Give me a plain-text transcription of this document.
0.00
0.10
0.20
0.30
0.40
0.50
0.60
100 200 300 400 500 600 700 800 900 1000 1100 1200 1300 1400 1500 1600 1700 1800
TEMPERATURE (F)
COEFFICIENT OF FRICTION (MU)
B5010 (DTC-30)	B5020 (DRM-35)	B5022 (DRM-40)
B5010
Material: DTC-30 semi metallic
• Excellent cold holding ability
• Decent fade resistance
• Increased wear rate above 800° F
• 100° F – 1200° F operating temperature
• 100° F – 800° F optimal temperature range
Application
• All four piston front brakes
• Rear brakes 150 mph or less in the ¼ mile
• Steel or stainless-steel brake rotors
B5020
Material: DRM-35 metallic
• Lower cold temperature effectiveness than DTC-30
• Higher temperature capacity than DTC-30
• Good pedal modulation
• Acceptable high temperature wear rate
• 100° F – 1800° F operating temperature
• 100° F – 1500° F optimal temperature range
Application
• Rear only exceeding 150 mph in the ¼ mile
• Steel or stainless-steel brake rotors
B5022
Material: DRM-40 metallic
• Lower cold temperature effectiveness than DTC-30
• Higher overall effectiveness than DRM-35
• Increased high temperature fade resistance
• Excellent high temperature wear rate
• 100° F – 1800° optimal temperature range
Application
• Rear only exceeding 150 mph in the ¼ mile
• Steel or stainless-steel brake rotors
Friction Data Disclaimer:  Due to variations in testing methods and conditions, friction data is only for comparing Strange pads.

◆ ◆ ◆ ◆ ◆ ◆ ◆

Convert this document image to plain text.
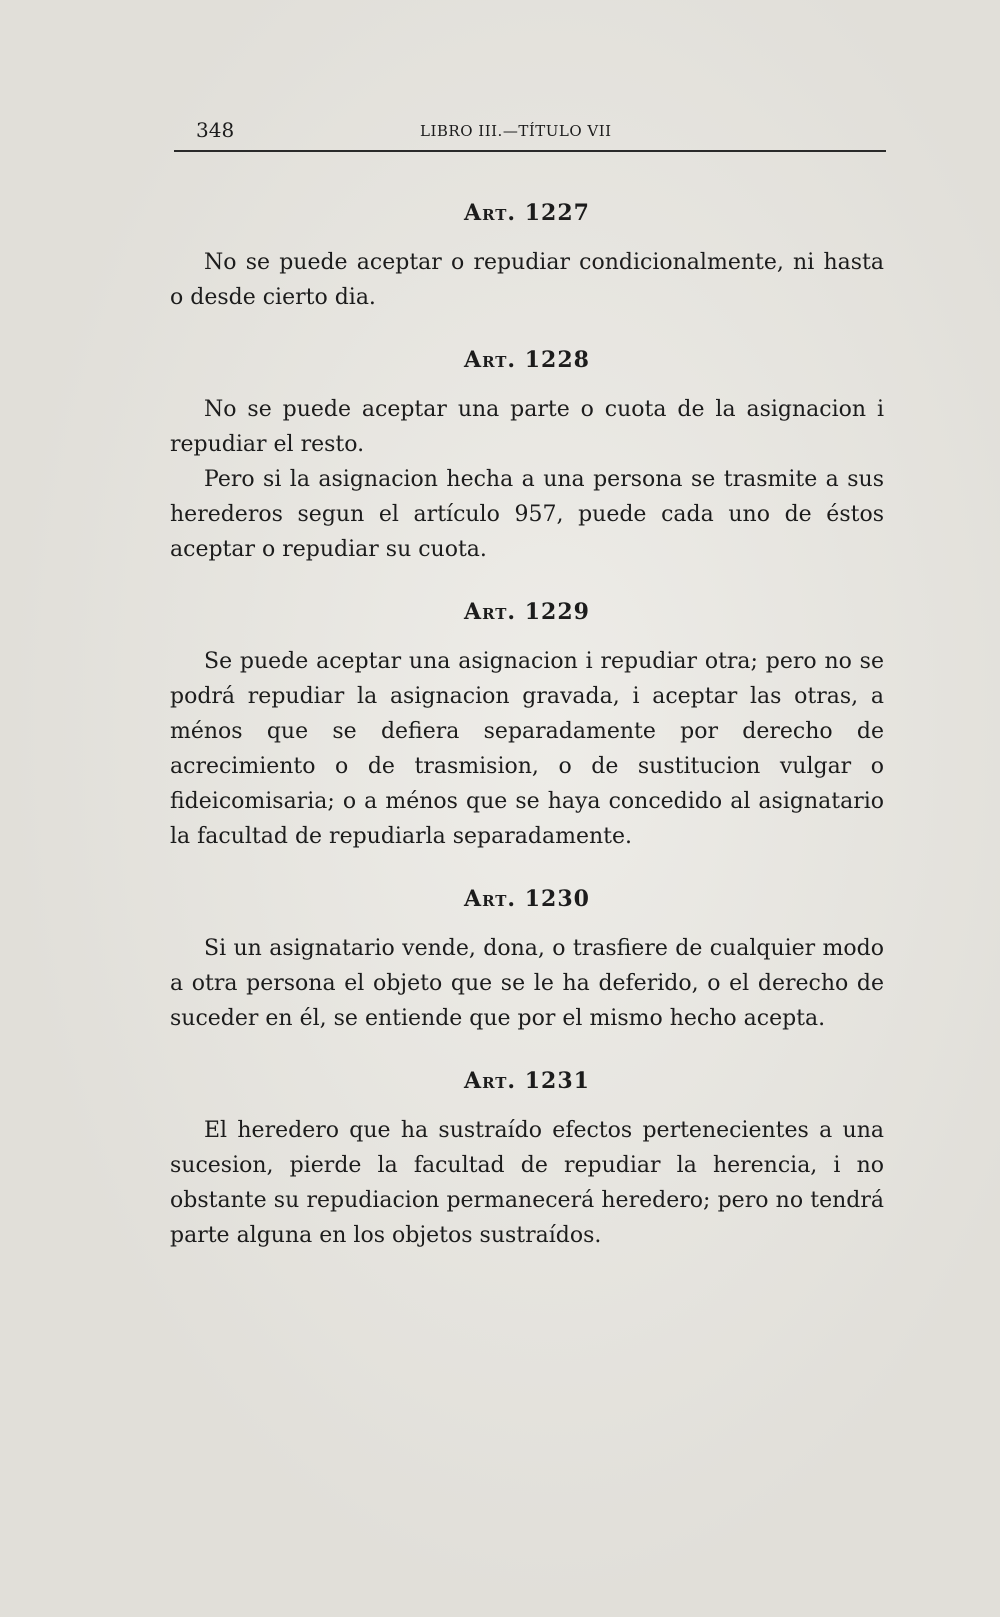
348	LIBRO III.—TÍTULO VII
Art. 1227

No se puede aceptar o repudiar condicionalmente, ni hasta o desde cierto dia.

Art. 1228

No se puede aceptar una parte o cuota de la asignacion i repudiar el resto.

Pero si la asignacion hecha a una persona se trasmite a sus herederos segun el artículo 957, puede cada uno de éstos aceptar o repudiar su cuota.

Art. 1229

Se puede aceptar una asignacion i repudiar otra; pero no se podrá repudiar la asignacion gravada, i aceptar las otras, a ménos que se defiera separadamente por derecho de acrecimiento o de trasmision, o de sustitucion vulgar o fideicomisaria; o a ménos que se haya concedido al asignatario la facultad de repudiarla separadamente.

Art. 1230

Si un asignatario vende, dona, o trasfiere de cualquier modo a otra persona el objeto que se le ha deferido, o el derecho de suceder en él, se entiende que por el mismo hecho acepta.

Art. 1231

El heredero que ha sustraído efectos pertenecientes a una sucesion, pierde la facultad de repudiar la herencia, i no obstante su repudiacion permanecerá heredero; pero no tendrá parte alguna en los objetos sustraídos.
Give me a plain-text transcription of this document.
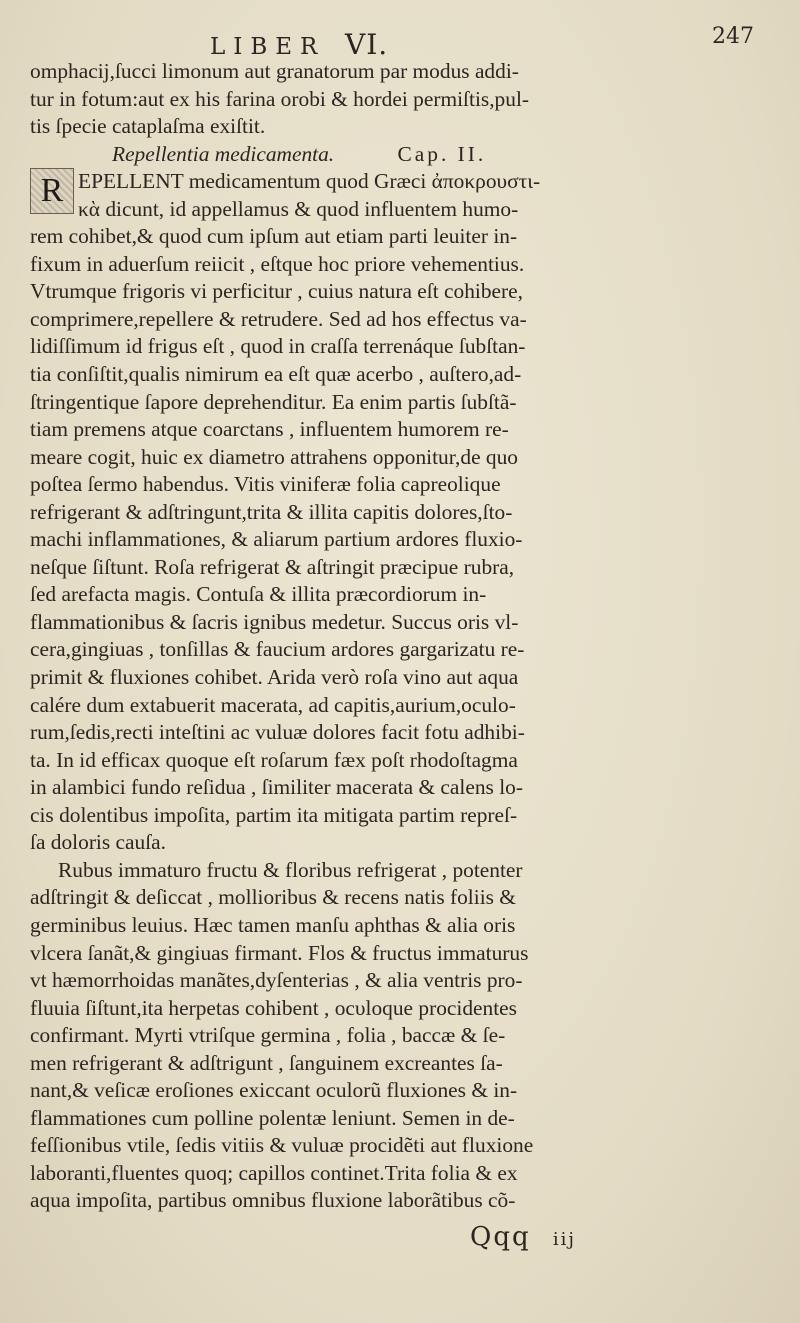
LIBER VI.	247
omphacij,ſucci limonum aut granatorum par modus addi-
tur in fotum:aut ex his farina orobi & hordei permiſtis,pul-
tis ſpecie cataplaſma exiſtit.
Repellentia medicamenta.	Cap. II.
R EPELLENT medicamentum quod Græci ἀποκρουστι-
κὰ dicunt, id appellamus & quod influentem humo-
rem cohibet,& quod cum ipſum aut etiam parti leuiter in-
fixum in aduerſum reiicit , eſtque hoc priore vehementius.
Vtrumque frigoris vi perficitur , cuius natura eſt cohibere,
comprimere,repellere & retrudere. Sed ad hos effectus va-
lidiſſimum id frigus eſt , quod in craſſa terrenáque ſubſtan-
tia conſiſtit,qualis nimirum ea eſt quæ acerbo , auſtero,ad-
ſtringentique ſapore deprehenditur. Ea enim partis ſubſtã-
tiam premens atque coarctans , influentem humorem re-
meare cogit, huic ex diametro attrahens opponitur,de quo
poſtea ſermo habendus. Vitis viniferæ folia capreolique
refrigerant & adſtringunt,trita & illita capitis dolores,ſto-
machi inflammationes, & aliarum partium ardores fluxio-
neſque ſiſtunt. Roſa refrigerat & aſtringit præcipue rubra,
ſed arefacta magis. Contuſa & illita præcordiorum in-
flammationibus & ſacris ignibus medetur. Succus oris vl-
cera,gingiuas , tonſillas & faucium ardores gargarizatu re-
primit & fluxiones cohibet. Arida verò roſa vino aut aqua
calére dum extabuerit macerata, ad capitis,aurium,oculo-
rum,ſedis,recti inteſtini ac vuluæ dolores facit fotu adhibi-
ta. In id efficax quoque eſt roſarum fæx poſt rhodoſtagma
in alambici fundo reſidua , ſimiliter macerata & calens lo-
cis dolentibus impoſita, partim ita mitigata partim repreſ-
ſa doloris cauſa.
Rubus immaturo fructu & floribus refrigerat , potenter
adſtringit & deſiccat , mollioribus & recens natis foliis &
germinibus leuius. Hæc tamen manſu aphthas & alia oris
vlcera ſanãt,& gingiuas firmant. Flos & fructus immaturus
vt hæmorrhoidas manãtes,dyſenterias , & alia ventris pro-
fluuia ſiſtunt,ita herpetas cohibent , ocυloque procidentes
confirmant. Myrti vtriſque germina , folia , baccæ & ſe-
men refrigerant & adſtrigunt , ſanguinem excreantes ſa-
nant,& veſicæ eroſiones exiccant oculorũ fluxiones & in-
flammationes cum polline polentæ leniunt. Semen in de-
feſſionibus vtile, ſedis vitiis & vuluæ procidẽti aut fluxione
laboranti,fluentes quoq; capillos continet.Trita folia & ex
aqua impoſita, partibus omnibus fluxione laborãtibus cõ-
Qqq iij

◆ ◆ ◆ ◆ ◆ ◆ ◆

From the material above, count the lines that include "gingiuas" and give only the total.

**Response to this exercise**
2